<<<<
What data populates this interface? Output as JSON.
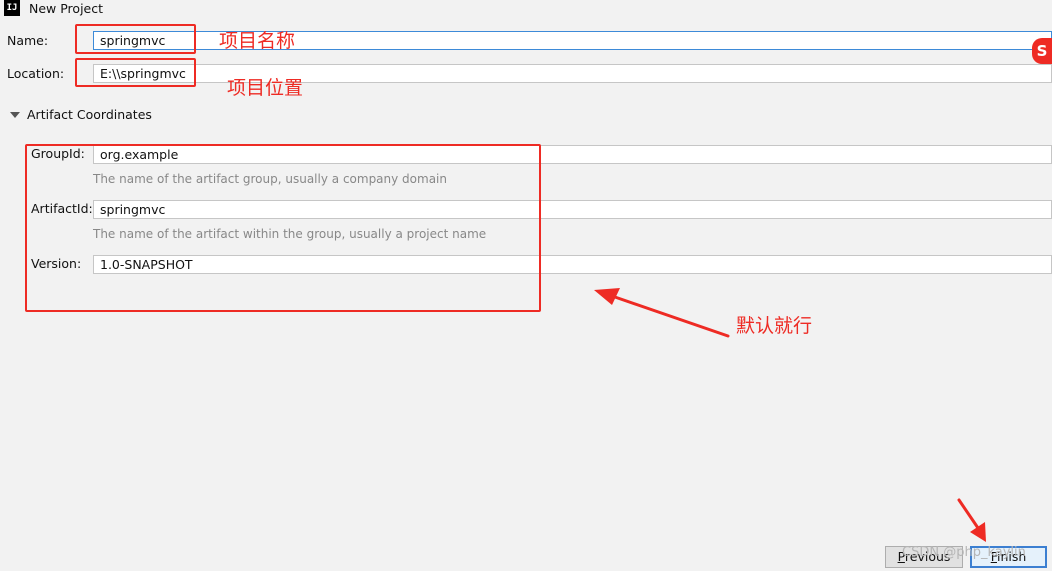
{
  "window": {
    "title": "New Project",
    "app_icon": "IJ"
  },
  "form": {
    "name_label": "Name:",
    "name_value": "springmvc",
    "location_label": "Location:",
    "location_value": "E:\\\\springmvc",
    "section_title": "Artifact Coordinates",
    "groupid_label": "GroupId:",
    "groupid_value": "org.example",
    "groupid_hint": "The name of the artifact group, usually a company domain",
    "artifactid_label": "ArtifactId:",
    "artifactid_value": "springmvc",
    "artifactid_hint": "The name of the artifact within the group, usually a project name",
    "version_label": "Version:",
    "version_value": "1.0-SNAPSHOT"
  },
  "annotations": {
    "project_name": "项目名称",
    "project_location": "项目位置",
    "default_ok": "默认就行",
    "color": "#ee2b24"
  },
  "buttons": {
    "previous_mnemonic": "P",
    "previous_rest": "revious",
    "finish_mnemonic": "F",
    "finish_rest": "inish"
  },
  "watermark": "CSDN @php_kaylin",
  "colors": {
    "focus_border": "#3d8ad8",
    "primary_button_border": "#3c7fd1"
  },
  "icons": [
    "intellij-app-icon",
    "collapse-triangle-icon",
    "sogou-ime-icon"
  ]
}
>>>>
### Instructions to follow
Every record must be copied exactly, with images dropped from the result.

### Finished exercise
What data populates this interface? Output as JSON.
{
  "window": {
    "title": "New Project",
    "app_icon": "IJ"
  },
  "form": {
    "name_label": "Name:",
    "name_value": "springmvc",
    "location_label": "Location:",
    "location_value": "E:\\\\springmvc",
    "section_title": "Artifact Coordinates",
    "groupid_label": "GroupId:",
    "groupid_value": "org.example",
    "groupid_hint": "The name of the artifact group, usually a company domain",
    "artifactid_label": "ArtifactId:",
    "artifactid_value": "springmvc",
    "artifactid_hint": "The name of the artifact within the group, usually a project name",
    "version_label": "Version:",
    "version_value": "1.0-SNAPSHOT"
  },
  "annotations": {
    "project_name": "项目名称",
    "project_location": "项目位置",
    "default_ok": "默认就行",
    "color": "#ee2b24"
  },
  "buttons": {
    "previous_mnemonic": "P",
    "previous_rest": "revious",
    "finish_mnemonic": "F",
    "finish_rest": "inish"
  },
  "watermark": "CSDN @php_kaylin",
  "colors": {
    "focus_border": "#3d8ad8",
    "primary_button_border": "#3c7fd1"
  },
  "icons": [
    "intellij-app-icon",
    "collapse-triangle-icon",
    "sogou-ime-icon"
  ]
}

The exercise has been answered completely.